Written instruction —
Filter the entries below, keeping only lines with the word "grid".
■ ■ ■ ■ ■ ■ ■
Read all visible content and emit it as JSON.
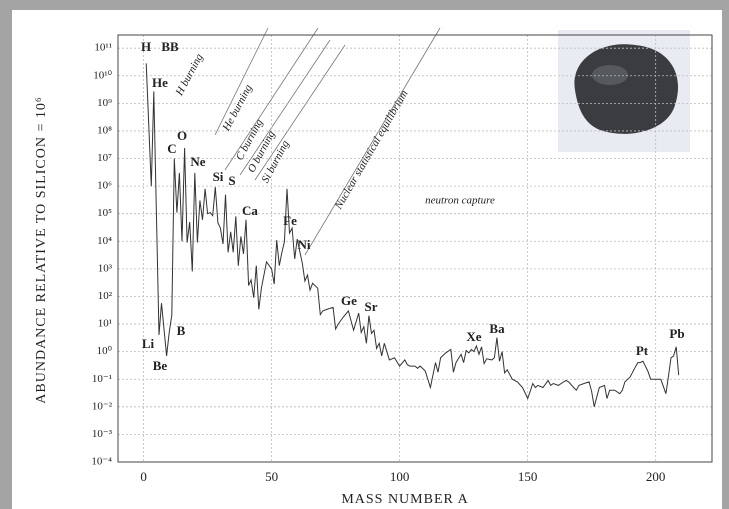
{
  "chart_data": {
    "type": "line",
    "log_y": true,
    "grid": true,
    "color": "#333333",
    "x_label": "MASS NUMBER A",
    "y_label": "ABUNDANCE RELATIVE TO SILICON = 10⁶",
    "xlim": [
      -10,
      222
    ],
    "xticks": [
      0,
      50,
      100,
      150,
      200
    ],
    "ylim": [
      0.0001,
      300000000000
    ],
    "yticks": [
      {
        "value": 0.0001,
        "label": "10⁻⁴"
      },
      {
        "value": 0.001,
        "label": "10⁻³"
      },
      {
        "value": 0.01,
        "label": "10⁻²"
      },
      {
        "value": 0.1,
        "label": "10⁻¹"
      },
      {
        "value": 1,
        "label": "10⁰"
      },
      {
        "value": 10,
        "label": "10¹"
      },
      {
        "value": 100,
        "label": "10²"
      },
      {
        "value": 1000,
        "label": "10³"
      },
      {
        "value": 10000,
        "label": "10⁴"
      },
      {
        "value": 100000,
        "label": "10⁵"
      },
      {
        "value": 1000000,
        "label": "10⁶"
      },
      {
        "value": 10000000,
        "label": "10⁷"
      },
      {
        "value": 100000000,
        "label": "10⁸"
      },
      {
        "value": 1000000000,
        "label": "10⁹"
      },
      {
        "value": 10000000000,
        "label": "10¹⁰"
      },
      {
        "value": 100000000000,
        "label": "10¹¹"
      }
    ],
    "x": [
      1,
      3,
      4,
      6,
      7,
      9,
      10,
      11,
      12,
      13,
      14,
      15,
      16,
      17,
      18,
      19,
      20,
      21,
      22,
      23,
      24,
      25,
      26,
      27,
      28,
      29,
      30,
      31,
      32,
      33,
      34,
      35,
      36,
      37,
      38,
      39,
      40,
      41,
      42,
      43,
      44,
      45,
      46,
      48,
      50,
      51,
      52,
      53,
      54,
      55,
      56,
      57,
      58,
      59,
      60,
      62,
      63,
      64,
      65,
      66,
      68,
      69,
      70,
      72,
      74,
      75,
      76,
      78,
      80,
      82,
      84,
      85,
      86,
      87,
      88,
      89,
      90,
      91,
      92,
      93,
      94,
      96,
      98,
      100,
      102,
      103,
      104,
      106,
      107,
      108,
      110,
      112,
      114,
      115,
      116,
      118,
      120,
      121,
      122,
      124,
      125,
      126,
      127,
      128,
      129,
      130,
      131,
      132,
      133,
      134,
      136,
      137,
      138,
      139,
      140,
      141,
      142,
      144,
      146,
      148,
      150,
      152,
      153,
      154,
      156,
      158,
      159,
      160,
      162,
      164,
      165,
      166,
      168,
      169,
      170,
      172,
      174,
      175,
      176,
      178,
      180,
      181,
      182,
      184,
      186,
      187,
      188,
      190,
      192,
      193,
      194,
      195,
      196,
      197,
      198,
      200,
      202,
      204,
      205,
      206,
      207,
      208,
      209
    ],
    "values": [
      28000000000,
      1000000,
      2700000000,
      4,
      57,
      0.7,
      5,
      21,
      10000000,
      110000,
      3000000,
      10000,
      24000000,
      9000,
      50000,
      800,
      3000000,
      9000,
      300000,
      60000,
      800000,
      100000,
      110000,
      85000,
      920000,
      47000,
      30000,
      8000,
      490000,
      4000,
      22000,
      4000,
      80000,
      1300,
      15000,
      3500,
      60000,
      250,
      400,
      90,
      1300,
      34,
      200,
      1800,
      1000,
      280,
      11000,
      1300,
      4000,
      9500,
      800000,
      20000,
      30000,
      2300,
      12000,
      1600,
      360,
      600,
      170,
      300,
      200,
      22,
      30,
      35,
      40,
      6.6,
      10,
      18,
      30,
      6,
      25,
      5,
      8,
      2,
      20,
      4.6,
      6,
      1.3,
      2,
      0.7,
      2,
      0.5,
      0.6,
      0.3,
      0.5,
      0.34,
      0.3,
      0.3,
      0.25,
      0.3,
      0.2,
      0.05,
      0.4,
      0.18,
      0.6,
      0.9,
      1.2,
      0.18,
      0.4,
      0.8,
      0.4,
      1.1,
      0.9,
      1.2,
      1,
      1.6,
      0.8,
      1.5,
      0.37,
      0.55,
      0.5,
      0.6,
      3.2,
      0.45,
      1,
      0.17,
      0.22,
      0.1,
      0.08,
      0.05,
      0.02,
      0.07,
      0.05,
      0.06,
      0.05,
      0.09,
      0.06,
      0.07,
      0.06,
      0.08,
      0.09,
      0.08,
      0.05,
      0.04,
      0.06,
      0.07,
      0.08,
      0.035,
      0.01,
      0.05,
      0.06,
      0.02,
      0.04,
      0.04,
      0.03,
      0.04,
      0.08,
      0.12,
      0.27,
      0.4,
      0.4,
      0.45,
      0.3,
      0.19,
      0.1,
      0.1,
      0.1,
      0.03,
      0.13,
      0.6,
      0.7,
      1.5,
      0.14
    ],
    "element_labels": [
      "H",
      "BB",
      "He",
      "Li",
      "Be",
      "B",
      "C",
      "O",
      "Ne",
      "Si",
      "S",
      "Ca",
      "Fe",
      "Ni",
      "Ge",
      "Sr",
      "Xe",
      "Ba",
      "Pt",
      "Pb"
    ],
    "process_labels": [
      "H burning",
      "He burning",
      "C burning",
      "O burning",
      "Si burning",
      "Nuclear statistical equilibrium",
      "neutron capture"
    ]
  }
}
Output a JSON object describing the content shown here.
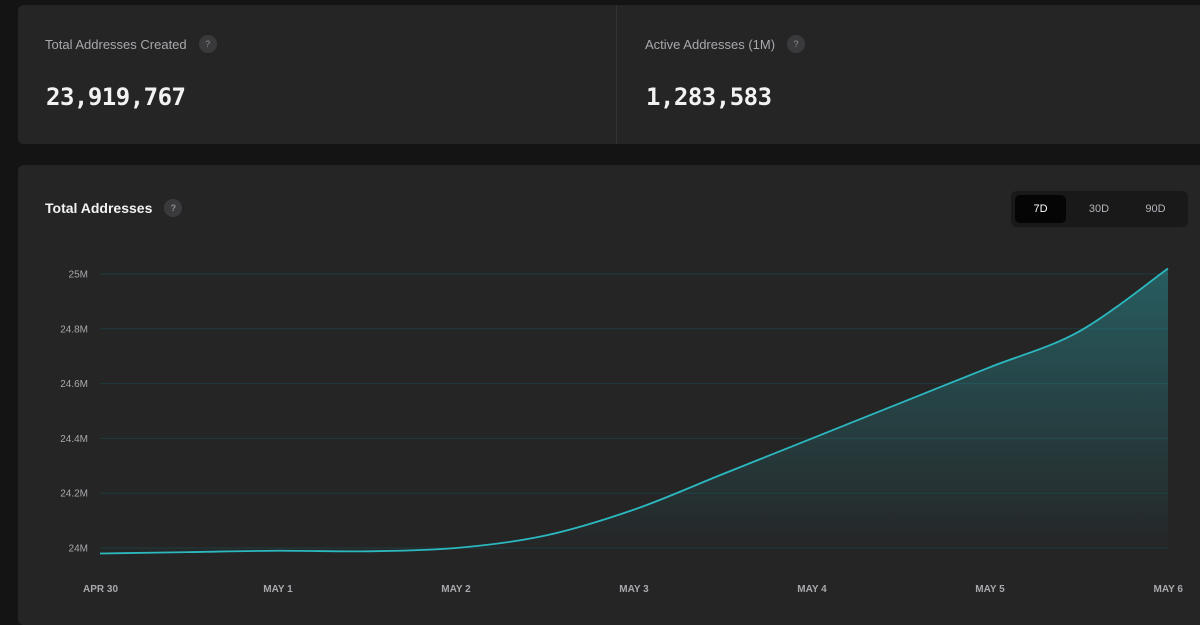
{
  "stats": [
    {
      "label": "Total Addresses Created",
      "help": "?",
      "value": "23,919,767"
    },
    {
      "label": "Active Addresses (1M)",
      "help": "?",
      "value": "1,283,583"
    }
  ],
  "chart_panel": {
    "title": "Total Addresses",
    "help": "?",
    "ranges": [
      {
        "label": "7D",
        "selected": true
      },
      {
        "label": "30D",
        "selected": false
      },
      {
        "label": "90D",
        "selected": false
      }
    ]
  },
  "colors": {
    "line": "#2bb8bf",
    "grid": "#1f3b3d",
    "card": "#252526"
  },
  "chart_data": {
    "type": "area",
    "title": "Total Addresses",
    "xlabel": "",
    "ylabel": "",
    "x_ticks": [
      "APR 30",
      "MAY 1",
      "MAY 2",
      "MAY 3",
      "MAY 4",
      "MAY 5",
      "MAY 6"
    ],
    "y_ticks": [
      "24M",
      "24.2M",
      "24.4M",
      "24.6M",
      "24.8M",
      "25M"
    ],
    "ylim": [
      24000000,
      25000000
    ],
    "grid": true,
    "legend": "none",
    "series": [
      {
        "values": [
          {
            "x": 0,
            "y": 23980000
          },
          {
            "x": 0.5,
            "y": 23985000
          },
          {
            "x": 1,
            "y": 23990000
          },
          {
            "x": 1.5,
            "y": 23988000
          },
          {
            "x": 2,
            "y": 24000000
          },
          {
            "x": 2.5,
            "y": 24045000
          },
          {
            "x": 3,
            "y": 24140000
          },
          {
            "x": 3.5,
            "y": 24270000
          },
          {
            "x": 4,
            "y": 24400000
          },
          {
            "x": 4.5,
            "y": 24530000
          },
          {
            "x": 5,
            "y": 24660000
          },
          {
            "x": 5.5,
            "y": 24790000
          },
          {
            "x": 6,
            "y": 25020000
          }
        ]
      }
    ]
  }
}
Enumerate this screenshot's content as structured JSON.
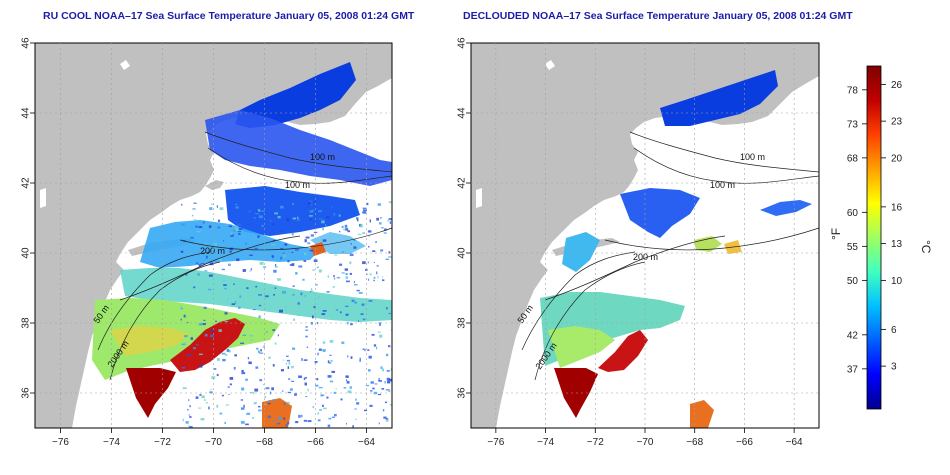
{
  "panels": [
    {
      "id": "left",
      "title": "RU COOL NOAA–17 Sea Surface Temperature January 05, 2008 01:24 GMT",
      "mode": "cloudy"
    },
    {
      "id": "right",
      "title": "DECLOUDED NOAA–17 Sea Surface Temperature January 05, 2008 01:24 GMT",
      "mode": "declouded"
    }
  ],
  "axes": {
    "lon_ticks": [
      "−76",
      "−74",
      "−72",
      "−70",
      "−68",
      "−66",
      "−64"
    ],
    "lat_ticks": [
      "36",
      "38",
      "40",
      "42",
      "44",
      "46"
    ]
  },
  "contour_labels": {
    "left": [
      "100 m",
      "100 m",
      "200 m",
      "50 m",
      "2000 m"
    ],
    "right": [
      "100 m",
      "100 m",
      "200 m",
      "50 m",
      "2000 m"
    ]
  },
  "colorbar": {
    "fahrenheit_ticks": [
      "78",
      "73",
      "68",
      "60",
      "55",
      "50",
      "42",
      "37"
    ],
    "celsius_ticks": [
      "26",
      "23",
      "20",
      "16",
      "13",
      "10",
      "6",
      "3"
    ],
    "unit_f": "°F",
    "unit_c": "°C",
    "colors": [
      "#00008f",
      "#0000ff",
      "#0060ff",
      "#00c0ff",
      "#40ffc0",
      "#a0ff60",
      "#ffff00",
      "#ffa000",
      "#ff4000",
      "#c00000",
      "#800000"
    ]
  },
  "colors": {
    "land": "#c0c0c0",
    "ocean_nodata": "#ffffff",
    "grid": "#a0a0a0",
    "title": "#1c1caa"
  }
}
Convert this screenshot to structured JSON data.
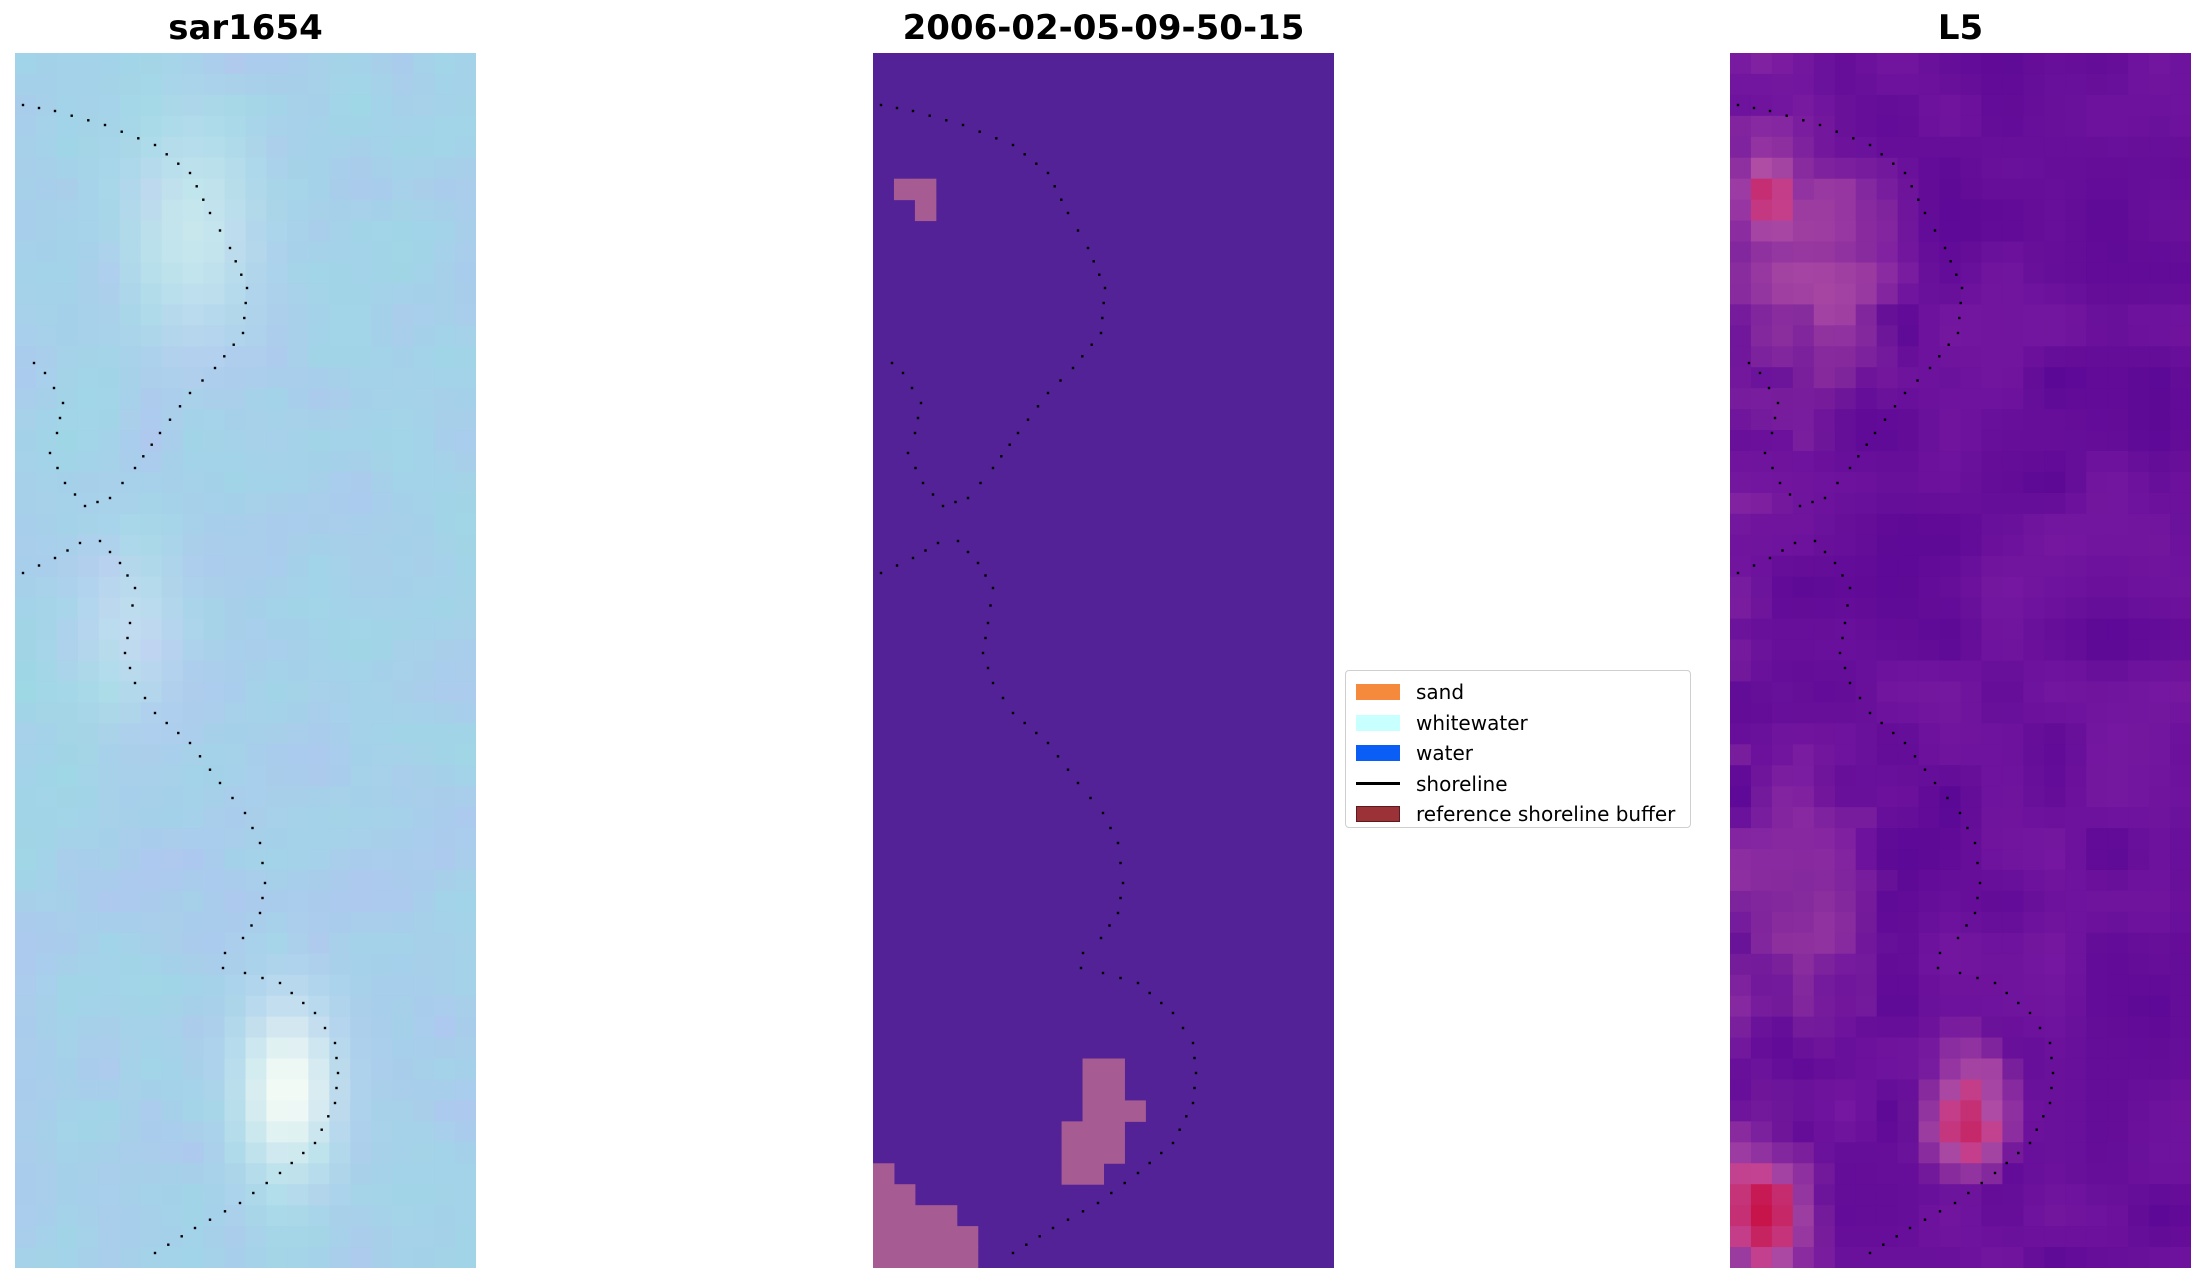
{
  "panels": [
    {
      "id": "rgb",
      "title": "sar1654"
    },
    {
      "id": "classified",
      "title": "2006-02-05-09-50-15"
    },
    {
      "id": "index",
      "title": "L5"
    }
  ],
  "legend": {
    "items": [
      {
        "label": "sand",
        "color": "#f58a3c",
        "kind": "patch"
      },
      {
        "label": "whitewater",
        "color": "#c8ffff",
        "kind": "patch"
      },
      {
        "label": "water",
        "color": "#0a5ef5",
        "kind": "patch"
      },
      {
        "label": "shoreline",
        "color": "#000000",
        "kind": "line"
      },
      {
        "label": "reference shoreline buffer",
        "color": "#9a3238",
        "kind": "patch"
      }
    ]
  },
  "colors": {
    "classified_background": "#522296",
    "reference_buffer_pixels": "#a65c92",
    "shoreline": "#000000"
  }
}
■ ■ ■ ■ ■ ■ ■
Complete output —
    "grid": true,
    "grid": "#1f3b3d",
    "grid": true,
    "grid": "#a0a0a0",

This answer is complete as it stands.